(Data records)

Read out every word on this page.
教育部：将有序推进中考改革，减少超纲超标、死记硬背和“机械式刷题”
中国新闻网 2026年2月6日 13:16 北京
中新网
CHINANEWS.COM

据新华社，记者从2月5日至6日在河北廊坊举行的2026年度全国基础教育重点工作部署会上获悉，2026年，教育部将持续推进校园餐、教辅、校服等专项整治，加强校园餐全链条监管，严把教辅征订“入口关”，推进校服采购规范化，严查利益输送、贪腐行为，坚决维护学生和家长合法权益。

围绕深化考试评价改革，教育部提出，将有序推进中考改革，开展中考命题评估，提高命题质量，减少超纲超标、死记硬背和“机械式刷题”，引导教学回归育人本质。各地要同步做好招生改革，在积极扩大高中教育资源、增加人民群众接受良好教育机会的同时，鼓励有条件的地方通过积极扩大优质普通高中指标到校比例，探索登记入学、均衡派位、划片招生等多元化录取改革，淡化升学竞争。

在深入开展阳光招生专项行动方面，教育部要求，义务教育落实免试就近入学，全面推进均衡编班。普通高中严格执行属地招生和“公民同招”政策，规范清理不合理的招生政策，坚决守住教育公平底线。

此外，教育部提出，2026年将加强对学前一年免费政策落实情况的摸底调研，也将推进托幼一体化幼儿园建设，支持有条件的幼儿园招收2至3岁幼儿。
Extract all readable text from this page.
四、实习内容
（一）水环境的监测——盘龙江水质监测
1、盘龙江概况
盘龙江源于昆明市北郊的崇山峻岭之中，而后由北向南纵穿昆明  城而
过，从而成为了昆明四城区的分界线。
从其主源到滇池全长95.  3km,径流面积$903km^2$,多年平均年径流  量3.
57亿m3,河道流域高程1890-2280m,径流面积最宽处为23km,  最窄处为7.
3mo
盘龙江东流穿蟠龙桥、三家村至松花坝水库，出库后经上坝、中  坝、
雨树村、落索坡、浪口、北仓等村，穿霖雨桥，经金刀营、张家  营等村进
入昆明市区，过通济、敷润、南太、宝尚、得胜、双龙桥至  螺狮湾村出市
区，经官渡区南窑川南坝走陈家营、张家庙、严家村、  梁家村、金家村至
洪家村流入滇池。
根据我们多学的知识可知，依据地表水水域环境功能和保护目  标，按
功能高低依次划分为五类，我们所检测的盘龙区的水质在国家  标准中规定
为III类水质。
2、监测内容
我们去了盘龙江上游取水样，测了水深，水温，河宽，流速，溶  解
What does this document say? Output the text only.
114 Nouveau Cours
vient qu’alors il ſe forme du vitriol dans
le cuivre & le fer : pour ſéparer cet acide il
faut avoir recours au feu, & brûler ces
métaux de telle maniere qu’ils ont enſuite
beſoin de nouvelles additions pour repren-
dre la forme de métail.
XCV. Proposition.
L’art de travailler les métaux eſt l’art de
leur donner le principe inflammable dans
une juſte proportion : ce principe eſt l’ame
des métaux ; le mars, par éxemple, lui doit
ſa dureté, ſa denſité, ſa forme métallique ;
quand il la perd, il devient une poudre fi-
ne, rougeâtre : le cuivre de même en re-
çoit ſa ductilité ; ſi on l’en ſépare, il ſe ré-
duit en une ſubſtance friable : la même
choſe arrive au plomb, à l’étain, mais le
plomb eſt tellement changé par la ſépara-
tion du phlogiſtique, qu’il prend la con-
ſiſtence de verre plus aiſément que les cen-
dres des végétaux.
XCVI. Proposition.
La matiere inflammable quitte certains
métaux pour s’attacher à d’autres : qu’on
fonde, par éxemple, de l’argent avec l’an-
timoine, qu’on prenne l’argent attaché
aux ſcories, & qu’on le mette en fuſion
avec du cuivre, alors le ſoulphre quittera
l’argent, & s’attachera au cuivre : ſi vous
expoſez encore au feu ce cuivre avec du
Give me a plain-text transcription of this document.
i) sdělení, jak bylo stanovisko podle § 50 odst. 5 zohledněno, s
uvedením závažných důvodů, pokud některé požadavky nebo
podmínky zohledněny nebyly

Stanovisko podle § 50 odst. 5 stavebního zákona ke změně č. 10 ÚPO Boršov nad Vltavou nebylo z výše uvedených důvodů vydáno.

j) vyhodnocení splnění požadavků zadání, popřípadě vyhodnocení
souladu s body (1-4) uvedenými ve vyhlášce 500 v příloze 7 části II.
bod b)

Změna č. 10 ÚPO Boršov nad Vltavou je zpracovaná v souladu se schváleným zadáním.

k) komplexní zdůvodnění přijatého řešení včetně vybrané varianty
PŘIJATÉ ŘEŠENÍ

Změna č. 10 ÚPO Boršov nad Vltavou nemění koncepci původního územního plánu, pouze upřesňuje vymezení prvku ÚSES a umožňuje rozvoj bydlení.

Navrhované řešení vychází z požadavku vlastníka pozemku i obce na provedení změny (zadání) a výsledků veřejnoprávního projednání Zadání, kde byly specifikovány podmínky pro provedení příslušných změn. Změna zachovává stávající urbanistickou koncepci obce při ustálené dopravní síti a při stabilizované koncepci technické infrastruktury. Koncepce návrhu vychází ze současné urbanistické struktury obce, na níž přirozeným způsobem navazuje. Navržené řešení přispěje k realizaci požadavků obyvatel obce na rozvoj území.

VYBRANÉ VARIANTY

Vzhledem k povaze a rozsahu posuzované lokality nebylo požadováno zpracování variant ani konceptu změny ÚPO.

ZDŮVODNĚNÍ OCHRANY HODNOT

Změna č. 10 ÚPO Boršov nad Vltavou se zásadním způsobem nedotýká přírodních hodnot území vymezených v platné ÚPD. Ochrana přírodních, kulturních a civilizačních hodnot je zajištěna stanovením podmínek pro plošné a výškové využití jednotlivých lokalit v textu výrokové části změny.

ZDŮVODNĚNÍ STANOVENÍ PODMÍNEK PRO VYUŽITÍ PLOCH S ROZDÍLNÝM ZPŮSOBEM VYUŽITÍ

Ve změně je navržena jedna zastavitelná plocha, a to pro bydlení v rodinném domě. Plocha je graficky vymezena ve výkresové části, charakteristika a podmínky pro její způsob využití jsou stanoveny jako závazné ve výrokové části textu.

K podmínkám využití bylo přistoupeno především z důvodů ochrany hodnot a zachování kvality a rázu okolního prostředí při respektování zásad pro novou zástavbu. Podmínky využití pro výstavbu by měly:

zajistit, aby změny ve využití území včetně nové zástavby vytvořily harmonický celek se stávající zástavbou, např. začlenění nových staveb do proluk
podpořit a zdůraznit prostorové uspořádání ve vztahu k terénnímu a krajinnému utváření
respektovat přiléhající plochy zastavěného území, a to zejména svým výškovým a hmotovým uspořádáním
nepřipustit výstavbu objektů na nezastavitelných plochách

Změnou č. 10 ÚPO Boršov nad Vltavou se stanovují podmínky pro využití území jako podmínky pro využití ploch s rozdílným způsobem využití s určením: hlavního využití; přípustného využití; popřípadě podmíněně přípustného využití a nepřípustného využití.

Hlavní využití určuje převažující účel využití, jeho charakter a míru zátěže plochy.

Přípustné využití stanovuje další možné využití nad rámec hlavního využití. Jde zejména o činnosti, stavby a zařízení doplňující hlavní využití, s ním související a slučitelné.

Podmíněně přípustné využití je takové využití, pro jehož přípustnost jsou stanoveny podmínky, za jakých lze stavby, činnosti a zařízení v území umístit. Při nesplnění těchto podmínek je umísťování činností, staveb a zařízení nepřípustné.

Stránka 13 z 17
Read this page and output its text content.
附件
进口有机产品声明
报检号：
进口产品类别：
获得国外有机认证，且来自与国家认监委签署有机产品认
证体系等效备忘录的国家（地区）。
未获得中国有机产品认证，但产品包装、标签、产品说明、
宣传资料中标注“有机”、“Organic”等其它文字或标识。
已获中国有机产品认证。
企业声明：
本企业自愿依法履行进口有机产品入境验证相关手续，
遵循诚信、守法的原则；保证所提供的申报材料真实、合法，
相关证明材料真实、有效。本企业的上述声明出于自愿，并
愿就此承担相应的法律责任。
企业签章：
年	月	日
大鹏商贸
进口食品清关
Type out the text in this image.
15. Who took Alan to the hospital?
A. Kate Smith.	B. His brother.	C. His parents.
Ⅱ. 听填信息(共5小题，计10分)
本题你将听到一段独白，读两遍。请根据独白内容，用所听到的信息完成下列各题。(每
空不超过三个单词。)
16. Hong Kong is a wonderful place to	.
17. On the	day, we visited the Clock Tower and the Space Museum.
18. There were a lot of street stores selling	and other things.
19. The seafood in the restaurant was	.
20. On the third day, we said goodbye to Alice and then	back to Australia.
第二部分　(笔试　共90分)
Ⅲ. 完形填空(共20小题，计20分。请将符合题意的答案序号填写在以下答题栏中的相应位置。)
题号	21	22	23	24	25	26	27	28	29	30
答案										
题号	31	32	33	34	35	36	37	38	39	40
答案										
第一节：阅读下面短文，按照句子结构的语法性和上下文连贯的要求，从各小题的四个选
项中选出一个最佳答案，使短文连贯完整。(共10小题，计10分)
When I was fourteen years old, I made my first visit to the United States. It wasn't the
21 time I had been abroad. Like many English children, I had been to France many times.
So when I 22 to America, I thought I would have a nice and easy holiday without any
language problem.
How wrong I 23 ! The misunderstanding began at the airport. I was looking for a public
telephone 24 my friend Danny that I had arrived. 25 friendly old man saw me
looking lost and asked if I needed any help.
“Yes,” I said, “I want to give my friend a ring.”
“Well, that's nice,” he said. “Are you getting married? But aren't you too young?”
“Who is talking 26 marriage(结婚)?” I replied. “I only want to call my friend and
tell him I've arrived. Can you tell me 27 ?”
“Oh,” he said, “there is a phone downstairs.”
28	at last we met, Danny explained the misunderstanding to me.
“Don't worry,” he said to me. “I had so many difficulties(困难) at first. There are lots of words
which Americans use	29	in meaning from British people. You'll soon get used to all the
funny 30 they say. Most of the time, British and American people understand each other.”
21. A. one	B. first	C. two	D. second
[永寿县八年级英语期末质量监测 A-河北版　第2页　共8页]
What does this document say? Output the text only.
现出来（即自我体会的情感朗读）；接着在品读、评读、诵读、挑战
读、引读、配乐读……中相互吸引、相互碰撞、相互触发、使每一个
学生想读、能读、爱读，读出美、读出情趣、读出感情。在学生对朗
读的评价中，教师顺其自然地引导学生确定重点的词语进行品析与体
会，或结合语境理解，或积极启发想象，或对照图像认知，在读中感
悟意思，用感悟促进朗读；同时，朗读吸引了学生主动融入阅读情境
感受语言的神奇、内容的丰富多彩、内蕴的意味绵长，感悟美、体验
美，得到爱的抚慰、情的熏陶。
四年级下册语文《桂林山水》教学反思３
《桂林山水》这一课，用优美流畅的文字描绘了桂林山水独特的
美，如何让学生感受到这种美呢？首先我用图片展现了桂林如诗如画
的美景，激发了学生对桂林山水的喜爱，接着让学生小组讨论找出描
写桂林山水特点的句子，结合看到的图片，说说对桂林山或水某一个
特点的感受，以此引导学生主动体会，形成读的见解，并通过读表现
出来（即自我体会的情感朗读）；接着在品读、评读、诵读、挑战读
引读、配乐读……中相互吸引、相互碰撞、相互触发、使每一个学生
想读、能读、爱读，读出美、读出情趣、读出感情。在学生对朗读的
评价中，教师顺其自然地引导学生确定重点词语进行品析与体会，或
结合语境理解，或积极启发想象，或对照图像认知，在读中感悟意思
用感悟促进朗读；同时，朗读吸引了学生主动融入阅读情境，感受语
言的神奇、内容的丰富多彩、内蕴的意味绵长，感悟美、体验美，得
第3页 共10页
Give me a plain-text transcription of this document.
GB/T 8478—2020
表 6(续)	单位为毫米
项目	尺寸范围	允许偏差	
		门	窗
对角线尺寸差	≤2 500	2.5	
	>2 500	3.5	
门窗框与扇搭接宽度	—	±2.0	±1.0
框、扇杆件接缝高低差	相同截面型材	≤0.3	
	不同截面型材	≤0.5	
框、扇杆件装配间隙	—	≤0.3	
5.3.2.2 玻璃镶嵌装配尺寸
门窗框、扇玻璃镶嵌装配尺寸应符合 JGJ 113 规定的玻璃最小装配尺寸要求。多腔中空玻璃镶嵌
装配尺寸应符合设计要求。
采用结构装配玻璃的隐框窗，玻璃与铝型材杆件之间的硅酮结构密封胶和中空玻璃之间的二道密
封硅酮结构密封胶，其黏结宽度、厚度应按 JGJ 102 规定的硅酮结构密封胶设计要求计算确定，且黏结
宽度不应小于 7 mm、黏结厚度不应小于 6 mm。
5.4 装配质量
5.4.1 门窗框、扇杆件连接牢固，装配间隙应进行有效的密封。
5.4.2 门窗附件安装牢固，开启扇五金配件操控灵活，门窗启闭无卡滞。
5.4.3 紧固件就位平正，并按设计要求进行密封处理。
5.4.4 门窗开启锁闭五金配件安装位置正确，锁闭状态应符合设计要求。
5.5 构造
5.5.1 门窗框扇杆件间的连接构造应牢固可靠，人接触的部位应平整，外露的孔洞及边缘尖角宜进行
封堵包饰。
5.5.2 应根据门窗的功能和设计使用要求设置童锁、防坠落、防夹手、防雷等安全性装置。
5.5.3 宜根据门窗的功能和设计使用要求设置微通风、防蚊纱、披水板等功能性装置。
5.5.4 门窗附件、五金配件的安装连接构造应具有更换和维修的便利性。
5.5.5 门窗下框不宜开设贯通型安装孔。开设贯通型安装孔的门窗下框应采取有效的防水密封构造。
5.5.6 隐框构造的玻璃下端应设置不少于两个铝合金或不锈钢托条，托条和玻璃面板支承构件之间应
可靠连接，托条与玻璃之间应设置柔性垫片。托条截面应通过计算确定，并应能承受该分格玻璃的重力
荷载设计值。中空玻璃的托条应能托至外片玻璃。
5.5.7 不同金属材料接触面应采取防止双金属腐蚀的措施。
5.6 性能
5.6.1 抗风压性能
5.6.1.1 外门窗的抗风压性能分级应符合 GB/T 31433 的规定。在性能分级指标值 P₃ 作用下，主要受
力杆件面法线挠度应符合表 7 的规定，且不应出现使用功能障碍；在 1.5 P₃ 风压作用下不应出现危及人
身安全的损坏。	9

Work to be completed » Out of the material above, gather each line where "内容的丰富多彩" appears.

Solution »
感受语言的神奇、内容的丰富多彩、内蕴的意味绵长，感悟美、体验
言的神奇、内容的丰富多彩、内蕴的意味绵长，感悟美、体验美，得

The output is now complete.